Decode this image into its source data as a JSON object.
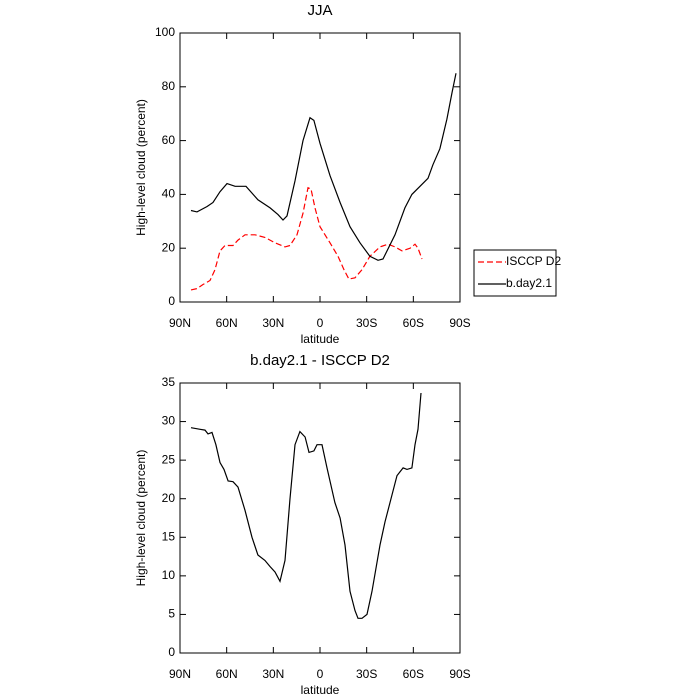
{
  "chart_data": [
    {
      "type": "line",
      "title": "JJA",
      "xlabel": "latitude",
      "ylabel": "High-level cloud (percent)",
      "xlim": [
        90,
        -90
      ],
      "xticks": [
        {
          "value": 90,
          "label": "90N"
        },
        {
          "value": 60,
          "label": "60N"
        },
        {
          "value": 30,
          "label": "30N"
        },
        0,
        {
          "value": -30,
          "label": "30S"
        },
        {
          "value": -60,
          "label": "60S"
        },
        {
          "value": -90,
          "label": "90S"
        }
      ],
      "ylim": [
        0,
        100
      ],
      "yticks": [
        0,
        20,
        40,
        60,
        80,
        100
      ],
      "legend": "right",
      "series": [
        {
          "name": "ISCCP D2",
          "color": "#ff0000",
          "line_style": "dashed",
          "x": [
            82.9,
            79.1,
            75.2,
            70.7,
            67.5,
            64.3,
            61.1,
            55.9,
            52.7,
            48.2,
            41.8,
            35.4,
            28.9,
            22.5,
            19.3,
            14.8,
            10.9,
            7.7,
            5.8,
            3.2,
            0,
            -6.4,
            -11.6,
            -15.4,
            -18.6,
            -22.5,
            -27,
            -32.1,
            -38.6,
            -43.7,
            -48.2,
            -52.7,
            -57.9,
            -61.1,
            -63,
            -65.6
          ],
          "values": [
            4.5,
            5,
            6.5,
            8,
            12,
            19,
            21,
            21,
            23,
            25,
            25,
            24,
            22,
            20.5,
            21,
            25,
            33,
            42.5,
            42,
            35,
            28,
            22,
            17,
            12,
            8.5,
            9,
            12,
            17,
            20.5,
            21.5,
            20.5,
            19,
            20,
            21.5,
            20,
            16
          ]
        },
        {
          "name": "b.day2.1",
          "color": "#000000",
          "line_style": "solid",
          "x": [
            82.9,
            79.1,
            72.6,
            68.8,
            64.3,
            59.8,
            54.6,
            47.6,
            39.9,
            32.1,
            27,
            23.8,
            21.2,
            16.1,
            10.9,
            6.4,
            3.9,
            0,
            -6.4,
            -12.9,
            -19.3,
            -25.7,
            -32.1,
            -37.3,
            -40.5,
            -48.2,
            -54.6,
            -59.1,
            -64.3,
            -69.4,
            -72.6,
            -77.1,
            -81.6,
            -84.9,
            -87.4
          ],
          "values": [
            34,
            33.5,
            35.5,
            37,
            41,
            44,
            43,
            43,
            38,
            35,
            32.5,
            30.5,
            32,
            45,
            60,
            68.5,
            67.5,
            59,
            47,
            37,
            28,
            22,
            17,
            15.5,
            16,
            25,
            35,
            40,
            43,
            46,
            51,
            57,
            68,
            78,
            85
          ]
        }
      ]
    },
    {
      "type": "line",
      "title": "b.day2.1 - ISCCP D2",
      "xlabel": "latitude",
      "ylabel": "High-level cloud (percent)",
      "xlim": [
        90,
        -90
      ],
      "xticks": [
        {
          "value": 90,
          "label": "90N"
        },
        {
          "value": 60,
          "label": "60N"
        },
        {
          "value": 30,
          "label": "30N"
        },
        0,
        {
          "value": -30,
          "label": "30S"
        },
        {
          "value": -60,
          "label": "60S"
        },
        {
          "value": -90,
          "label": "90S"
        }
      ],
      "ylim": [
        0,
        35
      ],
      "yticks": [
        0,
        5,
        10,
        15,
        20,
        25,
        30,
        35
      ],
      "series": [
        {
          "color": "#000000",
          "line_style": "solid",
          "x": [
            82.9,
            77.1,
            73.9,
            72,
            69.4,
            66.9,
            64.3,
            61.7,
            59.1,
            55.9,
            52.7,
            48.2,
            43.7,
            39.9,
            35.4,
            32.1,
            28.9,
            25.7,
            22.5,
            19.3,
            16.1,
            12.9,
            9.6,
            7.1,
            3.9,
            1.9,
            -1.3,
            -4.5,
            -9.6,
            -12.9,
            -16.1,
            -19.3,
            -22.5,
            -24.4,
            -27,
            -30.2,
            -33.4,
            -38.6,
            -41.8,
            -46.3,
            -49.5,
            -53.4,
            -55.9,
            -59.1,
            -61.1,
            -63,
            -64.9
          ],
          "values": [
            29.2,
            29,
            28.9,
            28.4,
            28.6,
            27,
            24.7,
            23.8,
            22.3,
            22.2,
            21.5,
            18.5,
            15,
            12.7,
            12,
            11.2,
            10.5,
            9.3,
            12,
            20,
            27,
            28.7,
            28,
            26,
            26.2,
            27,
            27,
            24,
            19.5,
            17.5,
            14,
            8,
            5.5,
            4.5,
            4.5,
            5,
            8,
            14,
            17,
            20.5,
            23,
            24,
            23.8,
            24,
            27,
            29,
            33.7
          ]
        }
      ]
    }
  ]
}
...
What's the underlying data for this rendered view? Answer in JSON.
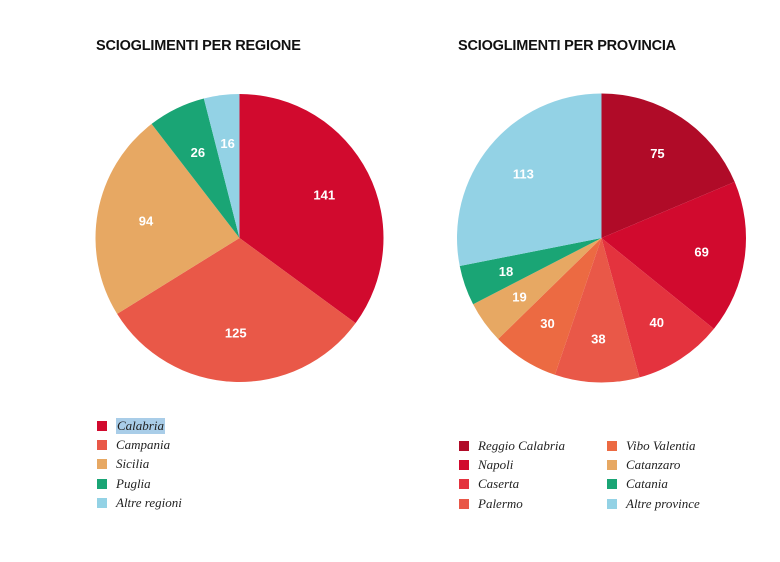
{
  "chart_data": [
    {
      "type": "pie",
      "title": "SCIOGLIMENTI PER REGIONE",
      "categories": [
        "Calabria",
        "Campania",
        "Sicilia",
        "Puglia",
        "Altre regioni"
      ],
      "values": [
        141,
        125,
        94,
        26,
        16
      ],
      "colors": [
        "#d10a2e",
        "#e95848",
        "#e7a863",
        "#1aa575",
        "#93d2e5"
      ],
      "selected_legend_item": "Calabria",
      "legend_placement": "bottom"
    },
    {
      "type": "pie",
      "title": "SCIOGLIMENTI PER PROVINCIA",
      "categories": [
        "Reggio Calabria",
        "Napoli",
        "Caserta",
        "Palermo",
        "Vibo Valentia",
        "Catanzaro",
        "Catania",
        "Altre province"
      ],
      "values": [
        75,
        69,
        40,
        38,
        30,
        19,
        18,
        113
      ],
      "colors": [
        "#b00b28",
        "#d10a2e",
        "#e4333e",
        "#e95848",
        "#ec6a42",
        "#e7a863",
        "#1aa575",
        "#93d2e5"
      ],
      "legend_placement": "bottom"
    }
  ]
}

**Exercise directions:**
Identify and copy all lines with the word "Calabria".

**Result of this task:**
        "Calabria",
      "selected_legend_item": "Calabria",
        "Reggio Calabria",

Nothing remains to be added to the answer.